» Direction 1
In the post on parsing a huge Discogs XML file, why does the hybrid approach stream the individual <release> records and then use a deserialization framework on each one?
» Direction 2
List every child tag shown inside the <artist> element in the sample XML of the post on parsing a huge Discogs XML file.

» Text extract
Recently, I wondered whether songs were being increasingly released with entirely lowercase titles. I ended up using MusicBrainz’ library as a datasource, which comes packaged up as a Postgres database, but the data source I considered initially was one of Discogs’ monthly data dumps, which is made available for download as a set of (gzipped) XML files. The file I was interested in – the releases dataset – is 11.62 GB gzipped, 74 GB once decompressed. I wanted to iterate through every record and check for (a) entry quality, and (b) whether the track title was lowercase. Normally I’d use some kind of serialization framework, gesture at the shape of data, and then tell the framework to deserialize the whole object, but - that’s not an option when the file you’re working with is several times the RAM on your computer.

When you’re writing a deserializer and your file size is too big, the standard advice is to switch the deserializer into a “streaming” mode – the deserializer will tell you things like:

… but this is significantly less ergonomic than being able to load the object into memory and then just access struct fields directly, especially once there’s several layers of nesting involved! One approach to handling a setup like this is to roll-your-own state machine, but I personally find complex state machines difficult to write and think about.

The data file in question has one top level <releases> tag, which contains something like 16 million <release> tags, each of which contains metadata, and a bundle of <tracks>.

Something like this:

<releases>
  <release id="769" status="Accepted">
    <images>...</images>
    <artists>
     <artist>
       <id>194</id>
       <name>Various</name>
       <anv/>
       <join/>
       <role/>
       <tracks/>
     </artist>
    </artists>
    <title>Hi-Fidelity House Imprint One</title>
    ...
  </release>
  ... 18 million times
</releases>

Each release is probably only a few kB in size (74 GB / 16 million releases); so the problematic part is the huge number of <release> entities. Maybe we can stream the <release>s, and then use a deserialization framework on the individual records that they’re more convenient to work with?

I ended up implementing a hybrid approach like this after googling around for a while and finding nothing. I’m documenting it here in the hope that it’s useful to you, dear Reader, for your esoteric large XML parsing tasks.

First attempt: try it in Python

Initially, I wrote this in Python. Python’s great for quick-and-dirty data parsing: I think it took around 20 minutes to write this code.

import argparse
import gzip

import bs4
from lxml import etree

def process_release(release):
    # parse into something nice
    soup = bs4.BeautifulSoup(
        etree.tostring(release),
        features='lxml-xml',
    )
    return todo_arbitrary_business_logic(soup)

def main():
    # get filename from command line
    argparser = argparse.ArgumentParser()
    argparser.add_argument("--file")
    args = argparser.parse_args()

» Entries supplied
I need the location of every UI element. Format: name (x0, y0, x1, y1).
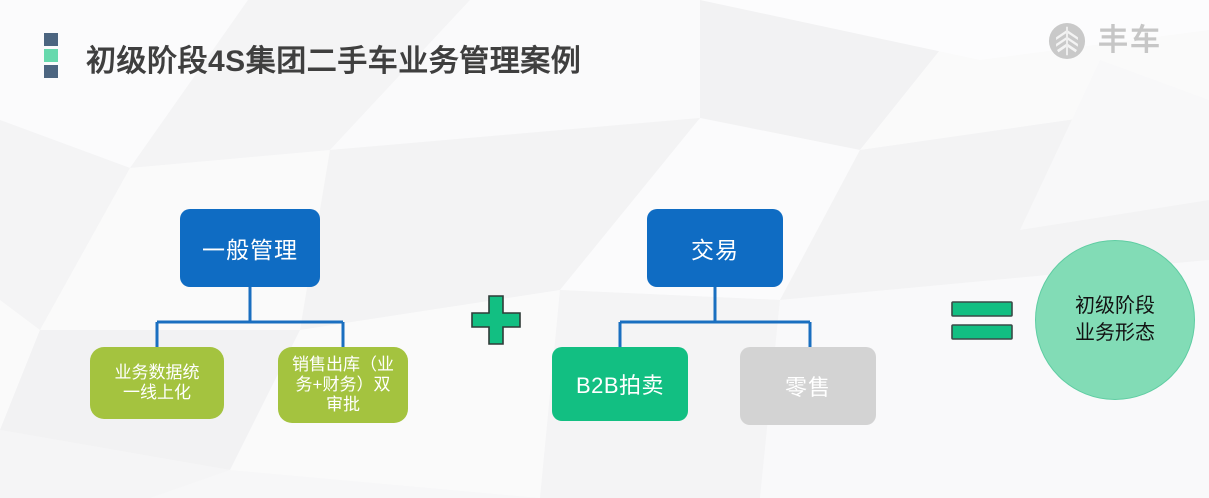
node-label: 销售出库（业 务+财务）双 审批 (292, 355, 394, 415)
node-result-stage[interactable]: 初级阶段 业务形态 (1035, 240, 1195, 400)
node-label: B2B拍卖 (576, 368, 664, 400)
node-label: 一般管理 (202, 231, 298, 265)
node-dual-approval[interactable]: 销售出库（业 务+财务）双 审批 (278, 347, 408, 423)
plus-operator-icon (468, 292, 524, 348)
node-retail[interactable]: 零售 (740, 347, 876, 425)
node-label: 交易 (691, 231, 739, 265)
equals-operator-icon (950, 298, 1014, 344)
node-label: 零售 (785, 370, 831, 402)
node-trade[interactable]: 交易 (647, 209, 783, 287)
node-b2b-auction[interactable]: B2B拍卖 (552, 347, 688, 421)
node-data-online[interactable]: 业务数据统 一线上化 (90, 347, 224, 419)
slide-canvas: 初级阶段4S集团二手车业务管理案例 丰车 (0, 0, 1209, 498)
node-label: 初级阶段 业务形态 (1075, 293, 1155, 347)
node-general-management[interactable]: 一般管理 (180, 209, 320, 287)
node-label: 业务数据统 一线上化 (115, 363, 200, 403)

» Written answer 1
Each release is only a few kB (74 GB spread over about 16 million releases), so the problem is the huge number of <release> entities rather than the size of any one of them. Streaming the releases avoids loading a file larger than the machine's RAM, and deserializing each small record keeps the data convenient to work with.

» Written answer 2
- <id>
- <name>
- <anv/>
- <join/>
- <role/>
- <tracks/>